## WHAT IS ASKED
Treat the line containing "Extract all the data from this chart as JSON." as the first line and the final line of the material below as the last; reproduce that range exactly.

Extracts from a graphics dataset
------------------------------------------------------------------------

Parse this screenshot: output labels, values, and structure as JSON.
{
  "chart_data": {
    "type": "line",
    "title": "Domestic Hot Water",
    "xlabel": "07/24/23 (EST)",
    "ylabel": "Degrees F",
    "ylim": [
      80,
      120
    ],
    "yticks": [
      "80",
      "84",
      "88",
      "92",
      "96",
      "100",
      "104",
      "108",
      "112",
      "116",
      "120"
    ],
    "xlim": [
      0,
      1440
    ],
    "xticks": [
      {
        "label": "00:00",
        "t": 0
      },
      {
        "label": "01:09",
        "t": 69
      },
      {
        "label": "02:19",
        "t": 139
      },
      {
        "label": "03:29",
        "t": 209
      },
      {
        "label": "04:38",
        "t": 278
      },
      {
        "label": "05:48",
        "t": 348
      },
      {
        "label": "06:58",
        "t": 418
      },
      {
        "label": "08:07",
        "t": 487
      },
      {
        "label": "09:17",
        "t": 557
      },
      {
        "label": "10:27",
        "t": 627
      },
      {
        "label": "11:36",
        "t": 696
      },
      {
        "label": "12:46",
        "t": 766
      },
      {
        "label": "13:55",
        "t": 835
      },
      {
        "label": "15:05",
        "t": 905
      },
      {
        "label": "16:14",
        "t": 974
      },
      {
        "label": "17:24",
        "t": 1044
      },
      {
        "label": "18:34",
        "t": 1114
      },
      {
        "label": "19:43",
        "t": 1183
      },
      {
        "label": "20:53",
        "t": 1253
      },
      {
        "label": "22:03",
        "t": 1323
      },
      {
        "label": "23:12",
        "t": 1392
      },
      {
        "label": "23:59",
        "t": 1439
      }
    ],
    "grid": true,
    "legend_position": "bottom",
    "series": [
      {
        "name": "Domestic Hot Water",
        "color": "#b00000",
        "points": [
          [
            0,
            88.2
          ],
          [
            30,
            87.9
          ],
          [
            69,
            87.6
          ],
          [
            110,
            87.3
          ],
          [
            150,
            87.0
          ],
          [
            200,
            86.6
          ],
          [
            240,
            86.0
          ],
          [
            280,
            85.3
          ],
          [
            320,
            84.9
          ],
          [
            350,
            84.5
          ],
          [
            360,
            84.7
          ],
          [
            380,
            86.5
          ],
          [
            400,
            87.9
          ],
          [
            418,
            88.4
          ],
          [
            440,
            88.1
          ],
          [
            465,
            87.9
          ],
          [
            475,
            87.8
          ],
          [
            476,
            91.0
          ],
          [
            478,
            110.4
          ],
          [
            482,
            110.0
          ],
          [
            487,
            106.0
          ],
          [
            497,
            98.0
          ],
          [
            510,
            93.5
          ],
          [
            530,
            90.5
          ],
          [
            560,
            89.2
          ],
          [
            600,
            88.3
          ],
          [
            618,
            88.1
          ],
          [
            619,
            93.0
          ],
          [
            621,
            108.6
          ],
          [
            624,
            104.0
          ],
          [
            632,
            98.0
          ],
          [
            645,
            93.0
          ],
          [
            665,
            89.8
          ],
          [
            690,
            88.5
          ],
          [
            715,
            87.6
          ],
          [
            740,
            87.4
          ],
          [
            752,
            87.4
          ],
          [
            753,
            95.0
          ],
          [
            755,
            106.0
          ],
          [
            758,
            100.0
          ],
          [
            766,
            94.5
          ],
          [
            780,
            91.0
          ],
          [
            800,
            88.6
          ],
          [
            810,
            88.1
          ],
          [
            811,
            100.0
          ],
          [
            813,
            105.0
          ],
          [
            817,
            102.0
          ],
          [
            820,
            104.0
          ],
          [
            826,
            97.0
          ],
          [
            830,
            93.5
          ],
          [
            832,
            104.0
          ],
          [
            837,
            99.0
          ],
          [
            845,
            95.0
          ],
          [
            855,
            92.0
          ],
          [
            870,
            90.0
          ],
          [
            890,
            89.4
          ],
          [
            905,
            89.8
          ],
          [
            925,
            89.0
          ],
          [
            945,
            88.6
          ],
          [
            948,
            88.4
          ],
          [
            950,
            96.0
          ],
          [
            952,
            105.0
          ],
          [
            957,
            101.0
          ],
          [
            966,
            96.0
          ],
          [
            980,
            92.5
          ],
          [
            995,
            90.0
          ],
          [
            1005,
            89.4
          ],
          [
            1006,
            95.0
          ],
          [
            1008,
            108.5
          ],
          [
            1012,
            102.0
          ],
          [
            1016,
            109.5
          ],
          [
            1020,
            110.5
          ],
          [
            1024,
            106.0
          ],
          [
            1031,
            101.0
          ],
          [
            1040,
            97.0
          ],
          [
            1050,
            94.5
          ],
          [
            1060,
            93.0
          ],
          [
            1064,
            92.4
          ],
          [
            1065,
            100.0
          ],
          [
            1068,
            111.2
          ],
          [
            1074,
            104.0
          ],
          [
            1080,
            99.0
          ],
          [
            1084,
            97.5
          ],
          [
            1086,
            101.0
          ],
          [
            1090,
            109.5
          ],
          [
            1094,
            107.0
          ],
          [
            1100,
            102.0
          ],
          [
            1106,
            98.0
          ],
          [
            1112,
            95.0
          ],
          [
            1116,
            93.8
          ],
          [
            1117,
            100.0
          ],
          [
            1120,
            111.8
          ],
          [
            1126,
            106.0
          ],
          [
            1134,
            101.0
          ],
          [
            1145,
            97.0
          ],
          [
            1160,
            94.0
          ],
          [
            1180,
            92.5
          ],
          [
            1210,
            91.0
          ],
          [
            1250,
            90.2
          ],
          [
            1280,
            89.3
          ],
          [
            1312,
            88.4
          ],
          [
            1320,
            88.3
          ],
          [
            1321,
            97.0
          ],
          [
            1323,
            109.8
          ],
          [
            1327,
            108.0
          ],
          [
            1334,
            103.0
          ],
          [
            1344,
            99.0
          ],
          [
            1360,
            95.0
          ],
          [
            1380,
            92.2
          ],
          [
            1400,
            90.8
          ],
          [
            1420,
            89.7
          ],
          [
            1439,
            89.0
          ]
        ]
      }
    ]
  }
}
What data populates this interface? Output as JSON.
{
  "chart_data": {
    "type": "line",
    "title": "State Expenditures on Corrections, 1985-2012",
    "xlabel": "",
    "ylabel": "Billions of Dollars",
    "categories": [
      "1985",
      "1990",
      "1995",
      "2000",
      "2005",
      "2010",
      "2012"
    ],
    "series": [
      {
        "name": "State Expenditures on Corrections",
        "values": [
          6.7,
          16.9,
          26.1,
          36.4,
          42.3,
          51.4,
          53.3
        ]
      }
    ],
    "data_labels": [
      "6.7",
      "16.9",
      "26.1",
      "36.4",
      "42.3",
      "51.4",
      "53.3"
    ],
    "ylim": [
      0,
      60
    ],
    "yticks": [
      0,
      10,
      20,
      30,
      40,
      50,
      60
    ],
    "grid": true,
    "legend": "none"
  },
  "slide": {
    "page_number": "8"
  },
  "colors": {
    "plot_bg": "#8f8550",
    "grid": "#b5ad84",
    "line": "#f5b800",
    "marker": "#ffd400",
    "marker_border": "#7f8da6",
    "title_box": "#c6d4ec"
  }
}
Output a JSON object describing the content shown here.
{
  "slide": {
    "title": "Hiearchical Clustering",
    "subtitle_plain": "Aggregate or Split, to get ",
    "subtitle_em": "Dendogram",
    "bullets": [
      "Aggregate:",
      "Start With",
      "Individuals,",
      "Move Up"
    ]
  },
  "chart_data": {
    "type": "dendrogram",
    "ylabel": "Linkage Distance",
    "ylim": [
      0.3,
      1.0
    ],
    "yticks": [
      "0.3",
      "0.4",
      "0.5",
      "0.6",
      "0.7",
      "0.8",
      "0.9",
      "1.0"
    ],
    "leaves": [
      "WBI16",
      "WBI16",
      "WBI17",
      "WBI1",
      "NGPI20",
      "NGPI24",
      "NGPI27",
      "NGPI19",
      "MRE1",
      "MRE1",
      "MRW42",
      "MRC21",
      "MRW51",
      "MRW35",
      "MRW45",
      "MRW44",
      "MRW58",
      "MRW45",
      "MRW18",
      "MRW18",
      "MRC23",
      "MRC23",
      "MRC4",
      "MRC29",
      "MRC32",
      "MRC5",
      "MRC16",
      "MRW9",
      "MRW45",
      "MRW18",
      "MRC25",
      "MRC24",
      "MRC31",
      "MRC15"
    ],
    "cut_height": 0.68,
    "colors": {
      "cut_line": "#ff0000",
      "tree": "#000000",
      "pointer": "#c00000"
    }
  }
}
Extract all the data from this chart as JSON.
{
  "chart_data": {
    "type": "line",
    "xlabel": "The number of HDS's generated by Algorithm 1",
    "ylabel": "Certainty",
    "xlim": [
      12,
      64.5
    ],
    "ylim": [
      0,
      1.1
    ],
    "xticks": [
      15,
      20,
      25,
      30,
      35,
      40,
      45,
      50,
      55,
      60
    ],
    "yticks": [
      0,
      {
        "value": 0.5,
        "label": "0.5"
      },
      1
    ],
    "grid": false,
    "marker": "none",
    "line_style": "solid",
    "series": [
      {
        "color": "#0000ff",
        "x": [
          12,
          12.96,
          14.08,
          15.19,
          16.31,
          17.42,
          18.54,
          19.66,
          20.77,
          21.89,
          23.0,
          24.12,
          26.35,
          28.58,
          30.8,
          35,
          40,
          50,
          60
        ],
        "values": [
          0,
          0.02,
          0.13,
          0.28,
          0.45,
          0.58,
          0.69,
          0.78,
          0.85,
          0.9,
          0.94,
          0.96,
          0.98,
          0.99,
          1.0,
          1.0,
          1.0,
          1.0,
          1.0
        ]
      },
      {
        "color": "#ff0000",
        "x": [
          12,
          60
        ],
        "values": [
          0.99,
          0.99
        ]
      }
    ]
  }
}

------------------------------------------------------------------------

## CORRECT RESULT
Extract all the data from this chart as JSON.
{
  "chart_data": {
    "type": "line",
    "xlabel": "The number of HDS's generated by Algorithm 1",
    "ylabel": "Certainty",
    "xlim": [
      12,
      64.5
    ],
    "ylim": [
      0,
      1.1
    ],
    "xticks": [
      15,
      20,
      25,
      30,
      35,
      40,
      45,
      50,
      55,
      60
    ],
    "yticks": [
      0,
      {
        "value": 0.5,
        "label": "0.5"
      },
      1
    ],
    "grid": false,
    "marker": "none",
    "line_style": "solid",
    "series": [
      {
        "color": "#0000ff",
        "x": [
          12,
          12.96,
          14.08,
          15.19,
          16.31,
          17.42,
          18.54,
          19.66,
          20.77,
          21.89,
          23.0,
          24.12,
          26.35,
          28.58,
          30.8,
          35,
          40,
          50,
          60
        ],
        "values": [
          0,
          0.02,
          0.13,
          0.28,
          0.45,
          0.58,
          0.69,
          0.78,
          0.85,
          0.9,
          0.94,
          0.96,
          0.98,
          0.99,
          1.0,
          1.0,
          1.0,
          1.0,
          1.0
        ]
      },
      {
        "color": "#ff0000",
        "x": [
          12,
          60
        ],
        "values": [
          0.99,
          0.99
        ]
      }
    ]
  }
}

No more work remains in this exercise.